All records are to be retyped faithfully and completely.

═══ The records ═══

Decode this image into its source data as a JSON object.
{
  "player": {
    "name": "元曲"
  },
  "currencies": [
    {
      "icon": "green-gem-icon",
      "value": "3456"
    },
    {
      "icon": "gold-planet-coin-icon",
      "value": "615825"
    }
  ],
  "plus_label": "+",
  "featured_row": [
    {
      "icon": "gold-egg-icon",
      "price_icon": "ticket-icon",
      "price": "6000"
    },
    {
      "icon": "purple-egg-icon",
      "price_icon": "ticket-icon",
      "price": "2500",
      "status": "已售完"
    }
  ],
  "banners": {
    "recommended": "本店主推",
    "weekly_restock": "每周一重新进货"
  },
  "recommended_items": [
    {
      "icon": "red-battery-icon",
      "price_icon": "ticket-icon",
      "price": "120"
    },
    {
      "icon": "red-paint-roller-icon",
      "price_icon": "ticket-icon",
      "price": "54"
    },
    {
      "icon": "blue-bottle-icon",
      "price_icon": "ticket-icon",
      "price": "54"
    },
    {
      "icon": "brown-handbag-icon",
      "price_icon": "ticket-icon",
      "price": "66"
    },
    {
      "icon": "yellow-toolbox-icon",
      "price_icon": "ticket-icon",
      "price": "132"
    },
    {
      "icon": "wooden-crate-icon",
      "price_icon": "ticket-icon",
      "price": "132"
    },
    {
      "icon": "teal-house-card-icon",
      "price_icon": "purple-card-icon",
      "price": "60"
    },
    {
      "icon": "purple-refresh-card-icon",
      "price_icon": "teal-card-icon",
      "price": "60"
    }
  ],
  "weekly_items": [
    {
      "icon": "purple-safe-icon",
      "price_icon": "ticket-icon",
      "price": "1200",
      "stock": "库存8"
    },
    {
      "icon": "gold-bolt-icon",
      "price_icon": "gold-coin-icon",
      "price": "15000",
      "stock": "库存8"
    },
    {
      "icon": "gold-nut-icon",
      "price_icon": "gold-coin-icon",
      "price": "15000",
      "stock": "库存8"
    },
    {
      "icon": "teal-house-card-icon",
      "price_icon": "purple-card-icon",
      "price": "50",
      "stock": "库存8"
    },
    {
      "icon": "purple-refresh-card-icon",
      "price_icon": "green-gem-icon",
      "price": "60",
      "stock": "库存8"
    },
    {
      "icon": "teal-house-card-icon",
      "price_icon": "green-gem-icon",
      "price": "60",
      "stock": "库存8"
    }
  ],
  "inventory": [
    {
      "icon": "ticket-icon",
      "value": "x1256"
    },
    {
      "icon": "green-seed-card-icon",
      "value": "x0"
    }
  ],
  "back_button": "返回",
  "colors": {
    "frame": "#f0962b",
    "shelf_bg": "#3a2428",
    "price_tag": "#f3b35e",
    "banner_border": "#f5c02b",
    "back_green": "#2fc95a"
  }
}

═══

Correct answer:
Decode this image into its source data as a JSON object.
{
  "player": {
    "name": "元曲"
  },
  "currencies": [
    {
      "icon": "green-gem-icon",
      "value": "3456"
    },
    {
      "icon": "gold-planet-coin-icon",
      "value": "615825"
    }
  ],
  "plus_label": "+",
  "featured_row": [
    {
      "icon": "gold-egg-icon",
      "price_icon": "ticket-icon",
      "price": "6000"
    },
    {
      "icon": "purple-egg-icon",
      "price_icon": "ticket-icon",
      "price": "2500",
      "status": "已售完"
    }
  ],
  "banners": {
    "recommended": "本店主推",
    "weekly_restock": "每周一重新进货"
  },
  "recommended_items": [
    {
      "icon": "red-battery-icon",
      "price_icon": "ticket-icon",
      "price": "120"
    },
    {
      "icon": "red-paint-roller-icon",
      "price_icon": "ticket-icon",
      "price": "54"
    },
    {
      "icon": "blue-bottle-icon",
      "price_icon": "ticket-icon",
      "price": "54"
    },
    {
      "icon": "brown-handbag-icon",
      "price_icon": "ticket-icon",
      "price": "66"
    },
    {
      "icon": "yellow-toolbox-icon",
      "price_icon": "ticket-icon",
      "price": "132"
    },
    {
      "icon": "wooden-crate-icon",
      "price_icon": "ticket-icon",
      "price": "132"
    },
    {
      "icon": "teal-house-card-icon",
      "price_icon": "purple-card-icon",
      "price": "60"
    },
    {
      "icon": "purple-refresh-card-icon",
      "price_icon": "teal-card-icon",
      "price": "60"
    }
  ],
  "weekly_items": [
    {
      "icon": "purple-safe-icon",
      "price_icon": "ticket-icon",
      "price": "1200",
      "stock": "库存8"
    },
    {
      "icon": "gold-bolt-icon",
      "price_icon": "gold-coin-icon",
      "price": "15000",
      "stock": "库存8"
    },
    {
      "icon": "gold-nut-icon",
      "price_icon": "gold-coin-icon",
      "price": "15000",
      "stock": "库存8"
    },
    {
      "icon": "teal-house-card-icon",
      "price_icon": "purple-card-icon",
      "price": "50",
      "stock": "库存8"
    },
    {
      "icon": "purple-refresh-card-icon",
      "price_icon": "green-gem-icon",
      "price": "60",
      "stock": "库存8"
    },
    {
      "icon": "teal-house-card-icon",
      "price_icon": "green-gem-icon",
      "price": "60",
      "stock": "库存8"
    }
  ],
  "inventory": [
    {
      "icon": "ticket-icon",
      "value": "x1256"
    },
    {
      "icon": "green-seed-card-icon",
      "value": "x0"
    }
  ],
  "back_button": "返回",
  "colors": {
    "frame": "#f0962b",
    "shelf_bg": "#3a2428",
    "price_tag": "#f3b35e",
    "banner_border": "#f5c02b",
    "back_green": "#2fc95a"
  }
}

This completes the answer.